▸ WORK REQUIRED
From the listing below, pull out every line where the string "days" appears.

************

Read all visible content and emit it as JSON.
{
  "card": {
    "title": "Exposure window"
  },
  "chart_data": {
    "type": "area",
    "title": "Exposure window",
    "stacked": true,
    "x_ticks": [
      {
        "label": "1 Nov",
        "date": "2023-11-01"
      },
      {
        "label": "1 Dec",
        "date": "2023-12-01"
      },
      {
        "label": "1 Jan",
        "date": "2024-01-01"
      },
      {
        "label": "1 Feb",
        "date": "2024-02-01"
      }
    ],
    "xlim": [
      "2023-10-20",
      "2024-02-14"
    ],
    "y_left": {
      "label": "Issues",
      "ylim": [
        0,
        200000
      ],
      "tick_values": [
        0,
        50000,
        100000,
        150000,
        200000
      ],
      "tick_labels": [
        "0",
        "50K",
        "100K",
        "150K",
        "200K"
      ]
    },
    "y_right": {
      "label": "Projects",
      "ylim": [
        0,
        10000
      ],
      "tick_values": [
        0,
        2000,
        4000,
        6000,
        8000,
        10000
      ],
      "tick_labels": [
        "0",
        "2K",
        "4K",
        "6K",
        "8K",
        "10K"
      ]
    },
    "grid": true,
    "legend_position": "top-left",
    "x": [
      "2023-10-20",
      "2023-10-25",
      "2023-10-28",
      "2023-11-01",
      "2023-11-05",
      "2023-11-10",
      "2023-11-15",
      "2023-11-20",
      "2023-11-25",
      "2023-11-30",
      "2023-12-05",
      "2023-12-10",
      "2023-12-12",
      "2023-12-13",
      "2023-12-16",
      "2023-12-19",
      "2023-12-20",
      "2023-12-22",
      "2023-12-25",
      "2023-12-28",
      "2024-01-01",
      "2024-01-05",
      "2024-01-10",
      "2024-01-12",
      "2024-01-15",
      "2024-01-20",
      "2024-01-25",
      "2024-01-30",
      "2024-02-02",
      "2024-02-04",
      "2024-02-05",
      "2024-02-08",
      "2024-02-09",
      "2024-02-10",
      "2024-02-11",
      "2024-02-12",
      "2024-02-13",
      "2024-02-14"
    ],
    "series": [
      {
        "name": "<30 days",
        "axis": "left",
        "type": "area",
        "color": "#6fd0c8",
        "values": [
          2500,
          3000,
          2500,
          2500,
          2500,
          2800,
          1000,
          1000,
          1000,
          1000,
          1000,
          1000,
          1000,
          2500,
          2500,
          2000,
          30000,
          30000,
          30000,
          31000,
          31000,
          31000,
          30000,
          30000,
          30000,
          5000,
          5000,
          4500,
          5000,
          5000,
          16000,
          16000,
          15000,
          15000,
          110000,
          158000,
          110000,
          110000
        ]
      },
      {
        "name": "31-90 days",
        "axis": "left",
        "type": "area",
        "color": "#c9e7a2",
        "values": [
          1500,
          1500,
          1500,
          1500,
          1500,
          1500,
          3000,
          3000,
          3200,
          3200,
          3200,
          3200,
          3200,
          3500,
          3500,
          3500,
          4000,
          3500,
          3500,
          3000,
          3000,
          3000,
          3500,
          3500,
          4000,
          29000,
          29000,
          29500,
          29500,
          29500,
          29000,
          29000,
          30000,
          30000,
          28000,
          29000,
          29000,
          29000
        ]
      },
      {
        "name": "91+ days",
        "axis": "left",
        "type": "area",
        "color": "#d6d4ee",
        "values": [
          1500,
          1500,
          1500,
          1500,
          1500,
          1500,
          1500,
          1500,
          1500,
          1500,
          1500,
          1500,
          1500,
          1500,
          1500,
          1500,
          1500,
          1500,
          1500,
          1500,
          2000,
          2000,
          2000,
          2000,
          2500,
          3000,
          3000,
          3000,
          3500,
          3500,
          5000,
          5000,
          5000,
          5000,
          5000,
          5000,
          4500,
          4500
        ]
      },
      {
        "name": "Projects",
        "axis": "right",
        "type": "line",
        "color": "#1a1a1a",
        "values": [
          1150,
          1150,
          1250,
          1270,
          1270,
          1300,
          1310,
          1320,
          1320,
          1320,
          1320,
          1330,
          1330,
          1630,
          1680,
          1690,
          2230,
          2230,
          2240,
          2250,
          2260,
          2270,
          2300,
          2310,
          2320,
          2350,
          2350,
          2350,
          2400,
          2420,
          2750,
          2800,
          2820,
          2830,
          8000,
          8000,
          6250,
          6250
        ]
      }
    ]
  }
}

************

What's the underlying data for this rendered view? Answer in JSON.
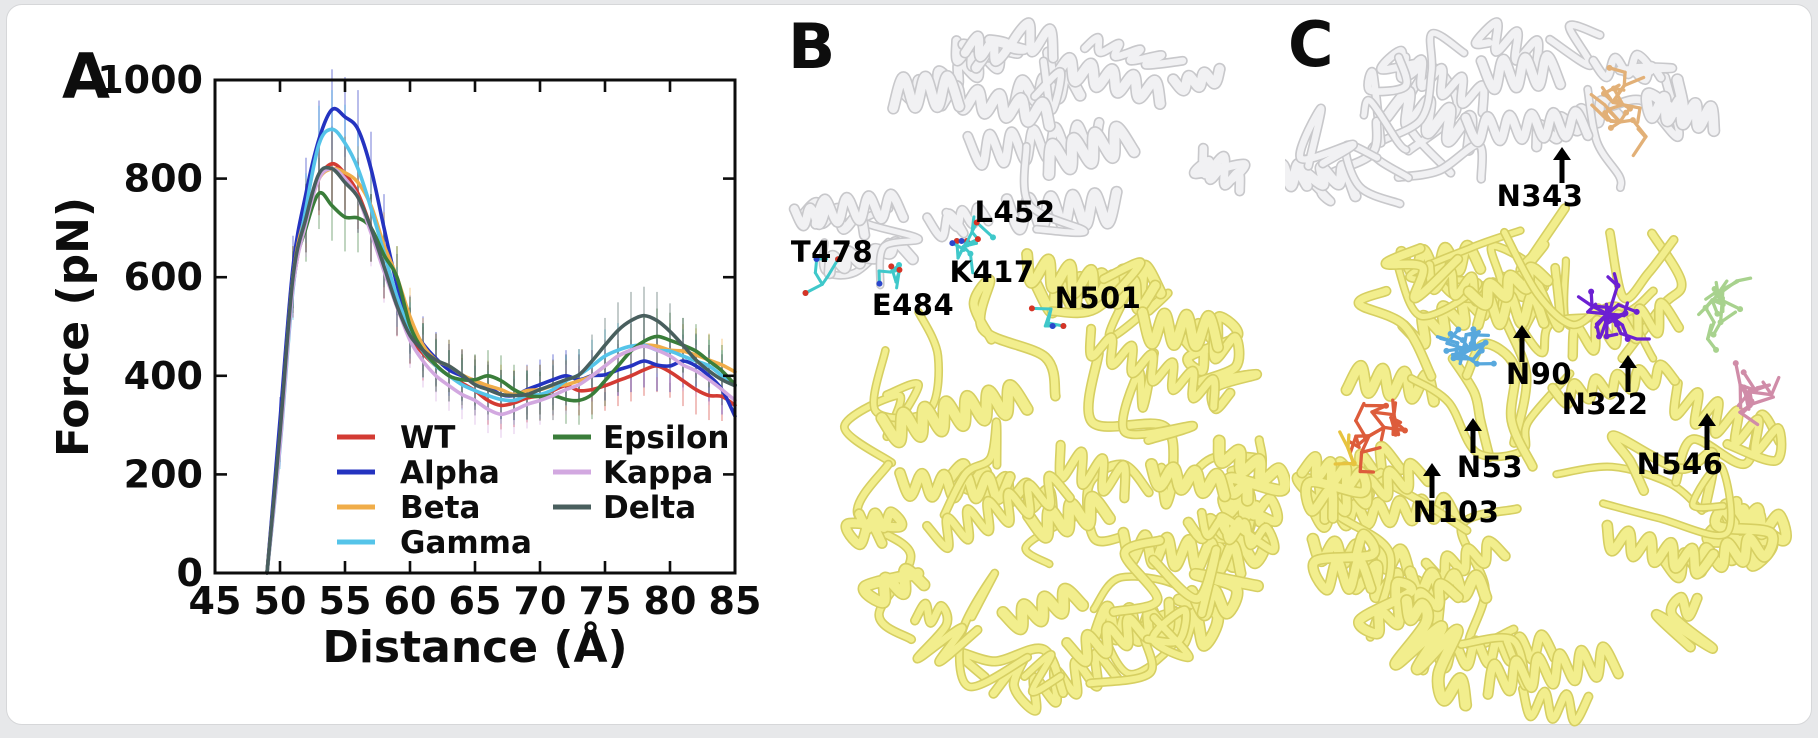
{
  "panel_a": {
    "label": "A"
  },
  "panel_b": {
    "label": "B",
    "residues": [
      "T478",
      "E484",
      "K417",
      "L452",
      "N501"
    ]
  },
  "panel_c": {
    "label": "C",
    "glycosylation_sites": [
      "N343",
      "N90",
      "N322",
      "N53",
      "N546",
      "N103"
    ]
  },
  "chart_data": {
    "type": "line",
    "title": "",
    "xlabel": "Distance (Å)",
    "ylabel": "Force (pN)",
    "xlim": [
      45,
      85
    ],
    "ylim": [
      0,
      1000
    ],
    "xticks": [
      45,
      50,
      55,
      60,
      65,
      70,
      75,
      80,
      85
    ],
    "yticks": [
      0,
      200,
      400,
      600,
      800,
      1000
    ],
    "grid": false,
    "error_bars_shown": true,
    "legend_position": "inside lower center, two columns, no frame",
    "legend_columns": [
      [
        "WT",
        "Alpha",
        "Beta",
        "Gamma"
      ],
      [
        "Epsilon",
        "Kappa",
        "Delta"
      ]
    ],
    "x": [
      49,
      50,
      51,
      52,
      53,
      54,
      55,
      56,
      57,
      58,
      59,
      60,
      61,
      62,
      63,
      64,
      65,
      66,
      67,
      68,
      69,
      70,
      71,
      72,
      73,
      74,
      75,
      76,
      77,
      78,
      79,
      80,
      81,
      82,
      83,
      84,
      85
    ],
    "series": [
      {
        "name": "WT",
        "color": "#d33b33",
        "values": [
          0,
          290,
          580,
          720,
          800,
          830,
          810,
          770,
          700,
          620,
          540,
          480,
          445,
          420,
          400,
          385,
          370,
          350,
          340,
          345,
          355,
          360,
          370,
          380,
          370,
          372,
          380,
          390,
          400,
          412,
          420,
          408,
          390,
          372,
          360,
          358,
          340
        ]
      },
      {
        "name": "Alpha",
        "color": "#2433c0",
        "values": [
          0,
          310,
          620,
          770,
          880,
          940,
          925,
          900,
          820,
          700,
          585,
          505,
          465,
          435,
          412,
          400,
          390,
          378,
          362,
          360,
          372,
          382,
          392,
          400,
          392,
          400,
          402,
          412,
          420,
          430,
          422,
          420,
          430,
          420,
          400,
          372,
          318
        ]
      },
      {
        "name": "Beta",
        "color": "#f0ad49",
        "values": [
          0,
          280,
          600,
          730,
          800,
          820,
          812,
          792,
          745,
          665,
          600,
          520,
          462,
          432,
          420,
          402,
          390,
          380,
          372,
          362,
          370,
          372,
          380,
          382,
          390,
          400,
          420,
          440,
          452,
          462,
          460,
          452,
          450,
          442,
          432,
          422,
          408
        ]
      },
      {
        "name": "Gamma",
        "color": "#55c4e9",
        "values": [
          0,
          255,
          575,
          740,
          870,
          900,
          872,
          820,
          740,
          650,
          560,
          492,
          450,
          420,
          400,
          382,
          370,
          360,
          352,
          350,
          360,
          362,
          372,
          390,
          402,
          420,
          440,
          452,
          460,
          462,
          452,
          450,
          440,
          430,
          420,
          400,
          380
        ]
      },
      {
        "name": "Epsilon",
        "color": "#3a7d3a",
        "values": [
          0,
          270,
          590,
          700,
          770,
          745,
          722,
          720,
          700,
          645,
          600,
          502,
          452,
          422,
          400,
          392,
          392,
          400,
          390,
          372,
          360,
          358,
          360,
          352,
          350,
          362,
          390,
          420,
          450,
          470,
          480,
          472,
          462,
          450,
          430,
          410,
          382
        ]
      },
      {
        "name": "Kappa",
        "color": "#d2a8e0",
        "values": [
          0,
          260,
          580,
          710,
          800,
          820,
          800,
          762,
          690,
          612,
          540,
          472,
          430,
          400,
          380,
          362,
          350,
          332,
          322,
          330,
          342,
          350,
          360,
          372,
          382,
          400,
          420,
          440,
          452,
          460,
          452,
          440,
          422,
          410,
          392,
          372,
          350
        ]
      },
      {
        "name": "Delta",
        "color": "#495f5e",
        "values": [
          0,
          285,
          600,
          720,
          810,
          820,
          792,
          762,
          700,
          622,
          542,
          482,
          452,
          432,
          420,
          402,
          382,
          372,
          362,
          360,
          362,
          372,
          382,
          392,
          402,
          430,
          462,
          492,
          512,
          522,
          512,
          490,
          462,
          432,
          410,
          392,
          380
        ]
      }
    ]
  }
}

************

▸ REPLY TO THE EXERCISE
        "name": "<30 days",
        "name": "31-90 days",
        "name": "91+ days",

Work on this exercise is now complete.